WHAT THE EXERCISE ASKS. Your copy of the material must match it exactly, except that pictures are dropped.

** start **

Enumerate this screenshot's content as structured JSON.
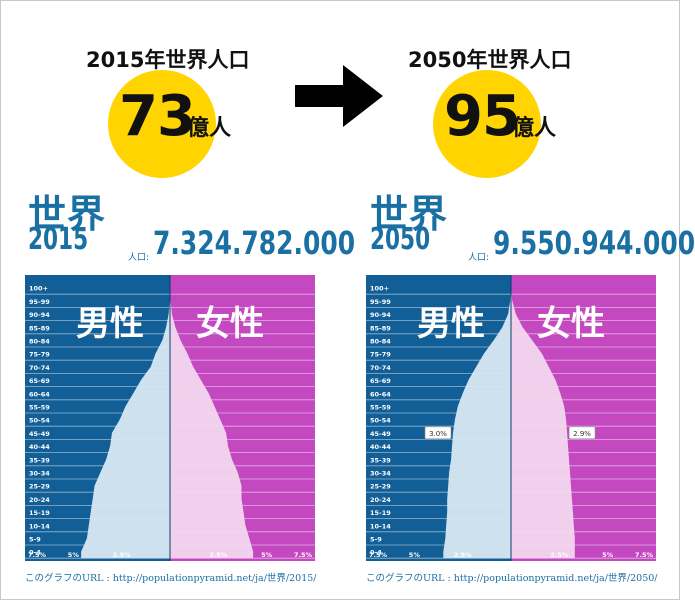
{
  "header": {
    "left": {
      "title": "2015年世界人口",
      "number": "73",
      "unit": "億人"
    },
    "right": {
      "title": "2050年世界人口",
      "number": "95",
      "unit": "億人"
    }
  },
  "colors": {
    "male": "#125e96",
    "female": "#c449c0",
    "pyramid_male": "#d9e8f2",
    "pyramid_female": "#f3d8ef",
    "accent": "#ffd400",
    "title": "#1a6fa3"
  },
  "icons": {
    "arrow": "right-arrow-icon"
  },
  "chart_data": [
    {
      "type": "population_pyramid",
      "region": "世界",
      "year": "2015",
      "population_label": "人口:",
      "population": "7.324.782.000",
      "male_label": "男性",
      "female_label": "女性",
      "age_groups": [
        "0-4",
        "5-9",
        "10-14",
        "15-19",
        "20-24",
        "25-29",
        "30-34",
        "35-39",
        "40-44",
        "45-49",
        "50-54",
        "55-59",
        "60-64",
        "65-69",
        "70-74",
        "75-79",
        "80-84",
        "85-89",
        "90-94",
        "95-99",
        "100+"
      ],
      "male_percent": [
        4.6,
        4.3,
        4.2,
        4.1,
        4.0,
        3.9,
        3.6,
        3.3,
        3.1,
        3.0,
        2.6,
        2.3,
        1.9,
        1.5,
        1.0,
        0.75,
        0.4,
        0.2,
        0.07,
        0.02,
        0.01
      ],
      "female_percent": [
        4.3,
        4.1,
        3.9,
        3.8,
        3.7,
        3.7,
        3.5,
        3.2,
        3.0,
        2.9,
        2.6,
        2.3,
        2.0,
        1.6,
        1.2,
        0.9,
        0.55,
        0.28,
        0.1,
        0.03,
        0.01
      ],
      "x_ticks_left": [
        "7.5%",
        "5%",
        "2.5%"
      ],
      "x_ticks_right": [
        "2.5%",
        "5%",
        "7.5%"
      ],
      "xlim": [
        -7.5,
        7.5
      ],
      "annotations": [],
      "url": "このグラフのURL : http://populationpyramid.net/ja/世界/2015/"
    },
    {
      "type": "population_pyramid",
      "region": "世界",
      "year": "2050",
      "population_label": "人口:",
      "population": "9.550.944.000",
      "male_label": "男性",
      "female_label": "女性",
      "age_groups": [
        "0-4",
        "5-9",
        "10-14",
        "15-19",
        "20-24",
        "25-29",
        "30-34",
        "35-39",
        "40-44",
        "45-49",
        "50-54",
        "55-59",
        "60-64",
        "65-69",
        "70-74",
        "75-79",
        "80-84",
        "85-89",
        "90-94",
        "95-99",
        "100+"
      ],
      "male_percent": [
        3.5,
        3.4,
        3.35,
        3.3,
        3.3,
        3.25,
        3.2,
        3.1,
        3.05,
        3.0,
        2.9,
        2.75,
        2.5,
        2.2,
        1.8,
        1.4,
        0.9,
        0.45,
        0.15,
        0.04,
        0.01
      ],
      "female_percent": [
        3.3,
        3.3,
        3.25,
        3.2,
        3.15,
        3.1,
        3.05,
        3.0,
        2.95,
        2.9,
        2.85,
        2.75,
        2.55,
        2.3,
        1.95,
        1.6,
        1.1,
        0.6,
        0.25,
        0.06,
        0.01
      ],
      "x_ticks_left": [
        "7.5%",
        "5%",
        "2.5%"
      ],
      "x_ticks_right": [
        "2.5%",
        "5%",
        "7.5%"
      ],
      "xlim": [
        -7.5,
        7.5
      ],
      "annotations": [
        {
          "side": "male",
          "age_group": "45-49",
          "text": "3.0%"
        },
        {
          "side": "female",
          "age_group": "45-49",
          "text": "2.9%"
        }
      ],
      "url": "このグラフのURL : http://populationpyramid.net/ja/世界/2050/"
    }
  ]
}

** end **

CORRECT RESULT.
Enumerate this screenshot's content as structured JSON.
{
  "header": {
    "left": {
      "title": "2015年世界人口",
      "number": "73",
      "unit": "億人"
    },
    "right": {
      "title": "2050年世界人口",
      "number": "95",
      "unit": "億人"
    }
  },
  "colors": {
    "male": "#125e96",
    "female": "#c449c0",
    "pyramid_male": "#d9e8f2",
    "pyramid_female": "#f3d8ef",
    "accent": "#ffd400",
    "title": "#1a6fa3"
  },
  "icons": {
    "arrow": "right-arrow-icon"
  },
  "chart_data": [
    {
      "type": "population_pyramid",
      "region": "世界",
      "year": "2015",
      "population_label": "人口:",
      "population": "7.324.782.000",
      "male_label": "男性",
      "female_label": "女性",
      "age_groups": [
        "0-4",
        "5-9",
        "10-14",
        "15-19",
        "20-24",
        "25-29",
        "30-34",
        "35-39",
        "40-44",
        "45-49",
        "50-54",
        "55-59",
        "60-64",
        "65-69",
        "70-74",
        "75-79",
        "80-84",
        "85-89",
        "90-94",
        "95-99",
        "100+"
      ],
      "male_percent": [
        4.6,
        4.3,
        4.2,
        4.1,
        4.0,
        3.9,
        3.6,
        3.3,
        3.1,
        3.0,
        2.6,
        2.3,
        1.9,
        1.5,
        1.0,
        0.75,
        0.4,
        0.2,
        0.07,
        0.02,
        0.01
      ],
      "female_percent": [
        4.3,
        4.1,
        3.9,
        3.8,
        3.7,
        3.7,
        3.5,
        3.2,
        3.0,
        2.9,
        2.6,
        2.3,
        2.0,
        1.6,
        1.2,
        0.9,
        0.55,
        0.28,
        0.1,
        0.03,
        0.01
      ],
      "x_ticks_left": [
        "7.5%",
        "5%",
        "2.5%"
      ],
      "x_ticks_right": [
        "2.5%",
        "5%",
        "7.5%"
      ],
      "xlim": [
        -7.5,
        7.5
      ],
      "annotations": [],
      "url": "このグラフのURL : http://populationpyramid.net/ja/世界/2015/"
    },
    {
      "type": "population_pyramid",
      "region": "世界",
      "year": "2050",
      "population_label": "人口:",
      "population": "9.550.944.000",
      "male_label": "男性",
      "female_label": "女性",
      "age_groups": [
        "0-4",
        "5-9",
        "10-14",
        "15-19",
        "20-24",
        "25-29",
        "30-34",
        "35-39",
        "40-44",
        "45-49",
        "50-54",
        "55-59",
        "60-64",
        "65-69",
        "70-74",
        "75-79",
        "80-84",
        "85-89",
        "90-94",
        "95-99",
        "100+"
      ],
      "male_percent": [
        3.5,
        3.4,
        3.35,
        3.3,
        3.3,
        3.25,
        3.2,
        3.1,
        3.05,
        3.0,
        2.9,
        2.75,
        2.5,
        2.2,
        1.8,
        1.4,
        0.9,
        0.45,
        0.15,
        0.04,
        0.01
      ],
      "female_percent": [
        3.3,
        3.3,
        3.25,
        3.2,
        3.15,
        3.1,
        3.05,
        3.0,
        2.95,
        2.9,
        2.85,
        2.75,
        2.55,
        2.3,
        1.95,
        1.6,
        1.1,
        0.6,
        0.25,
        0.06,
        0.01
      ],
      "x_ticks_left": [
        "7.5%",
        "5%",
        "2.5%"
      ],
      "x_ticks_right": [
        "2.5%",
        "5%",
        "7.5%"
      ],
      "xlim": [
        -7.5,
        7.5
      ],
      "annotations": [
        {
          "side": "male",
          "age_group": "45-49",
          "text": "3.0%"
        },
        {
          "side": "female",
          "age_group": "45-49",
          "text": "2.9%"
        }
      ],
      "url": "このグラフのURL : http://populationpyramid.net/ja/世界/2050/"
    }
  ]
}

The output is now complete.